[Items from a dataset]
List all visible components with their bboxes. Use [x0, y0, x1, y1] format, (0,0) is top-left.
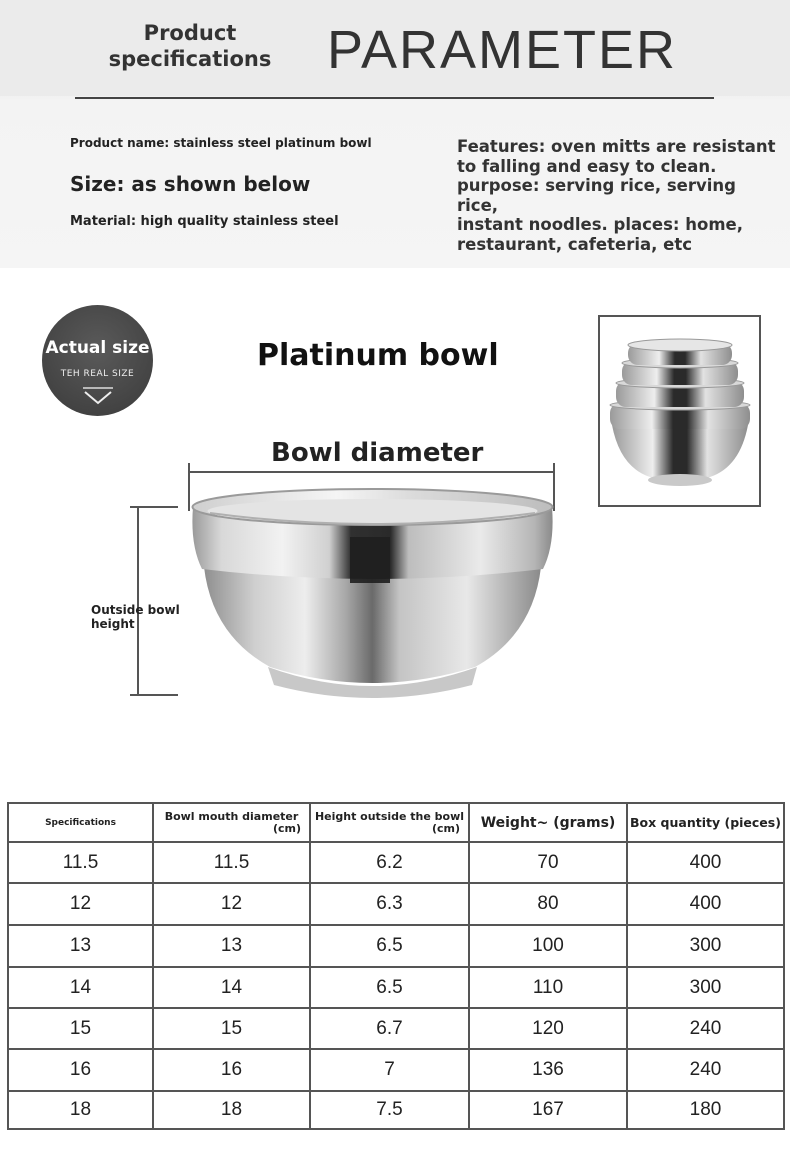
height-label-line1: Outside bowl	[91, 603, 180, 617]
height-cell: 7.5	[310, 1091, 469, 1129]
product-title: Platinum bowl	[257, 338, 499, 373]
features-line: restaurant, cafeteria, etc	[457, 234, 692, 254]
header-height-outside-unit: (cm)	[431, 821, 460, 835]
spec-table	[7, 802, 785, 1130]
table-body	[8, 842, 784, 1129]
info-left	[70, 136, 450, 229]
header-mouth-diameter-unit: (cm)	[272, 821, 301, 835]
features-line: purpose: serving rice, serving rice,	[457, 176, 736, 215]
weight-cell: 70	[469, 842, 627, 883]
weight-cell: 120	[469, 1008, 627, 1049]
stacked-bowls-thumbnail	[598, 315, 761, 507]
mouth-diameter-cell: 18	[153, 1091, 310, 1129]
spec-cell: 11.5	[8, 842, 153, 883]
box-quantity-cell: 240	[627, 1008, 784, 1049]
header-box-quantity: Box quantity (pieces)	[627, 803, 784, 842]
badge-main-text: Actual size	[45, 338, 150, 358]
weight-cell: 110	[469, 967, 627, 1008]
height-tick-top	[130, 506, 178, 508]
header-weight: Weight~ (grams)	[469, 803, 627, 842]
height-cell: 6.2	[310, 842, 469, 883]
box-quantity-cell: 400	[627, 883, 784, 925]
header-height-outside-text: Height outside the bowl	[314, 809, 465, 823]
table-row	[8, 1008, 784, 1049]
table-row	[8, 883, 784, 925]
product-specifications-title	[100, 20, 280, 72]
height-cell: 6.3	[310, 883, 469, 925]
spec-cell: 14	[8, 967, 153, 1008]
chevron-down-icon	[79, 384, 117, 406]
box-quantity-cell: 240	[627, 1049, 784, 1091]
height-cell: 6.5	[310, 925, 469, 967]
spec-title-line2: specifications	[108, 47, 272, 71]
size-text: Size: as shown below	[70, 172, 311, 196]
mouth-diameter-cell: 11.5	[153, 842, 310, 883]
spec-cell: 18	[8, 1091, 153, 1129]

*Aim of the task:*
Write out every line of the records word for word, leaving out the pictures.

*In response:*
List all visible components with their bboxes. Use [x0, y0, x1, y1] format, (0,0) is top-left.
height-label-line1: Outside bowl	[91, 603, 180, 617]
height-cell: 7.5	[310, 1091, 469, 1129]
product-title: Platinum bowl	[257, 338, 499, 373]
features-line: restaurant, cafeteria, etc	[457, 234, 692, 254]
header-height-outside-unit: (cm)	[431, 821, 460, 835]
spec-table	[7, 802, 785, 1130]
table-body	[8, 842, 784, 1129]
info-left	[70, 136, 450, 229]
header-mouth-diameter-unit: (cm)	[272, 821, 301, 835]
features-line: purpose: serving rice, serving rice,	[457, 176, 736, 215]
weight-cell: 70	[469, 842, 627, 883]
weight-cell: 120	[469, 1008, 627, 1049]
stacked-bowls-thumbnail	[598, 315, 761, 507]
mouth-diameter-cell: 18	[153, 1091, 310, 1129]
spec-cell: 11.5	[8, 842, 153, 883]
box-quantity-cell: 240	[627, 1008, 784, 1049]
header-box-quantity: Box quantity (pieces)	[627, 803, 784, 842]
badge-main-text: Actual size	[45, 338, 150, 358]
weight-cell: 110	[469, 967, 627, 1008]
height-tick-top	[130, 506, 178, 508]
header-weight: Weight~ (grams)	[469, 803, 627, 842]
height-cell: 6.2	[310, 842, 469, 883]
box-quantity-cell: 400	[627, 883, 784, 925]
header-height-outside-text: Height outside the bowl	[314, 809, 465, 823]
table-row	[8, 1008, 784, 1049]
table-row	[8, 883, 784, 925]
product-specifications-title	[100, 20, 280, 72]
height-cell: 6.3	[310, 883, 469, 925]
spec-cell: 14	[8, 967, 153, 1008]
chevron-down-icon	[79, 384, 117, 406]
box-quantity-cell: 240	[627, 1049, 784, 1091]
height-cell: 6.5	[310, 925, 469, 967]
spec-title-line2: specifications	[108, 47, 272, 71]
size-text: Size: as shown below	[70, 172, 311, 196]
mouth-diameter-cell: 11.5	[153, 842, 310, 883]
spec-cell: 18	[8, 1091, 153, 1129]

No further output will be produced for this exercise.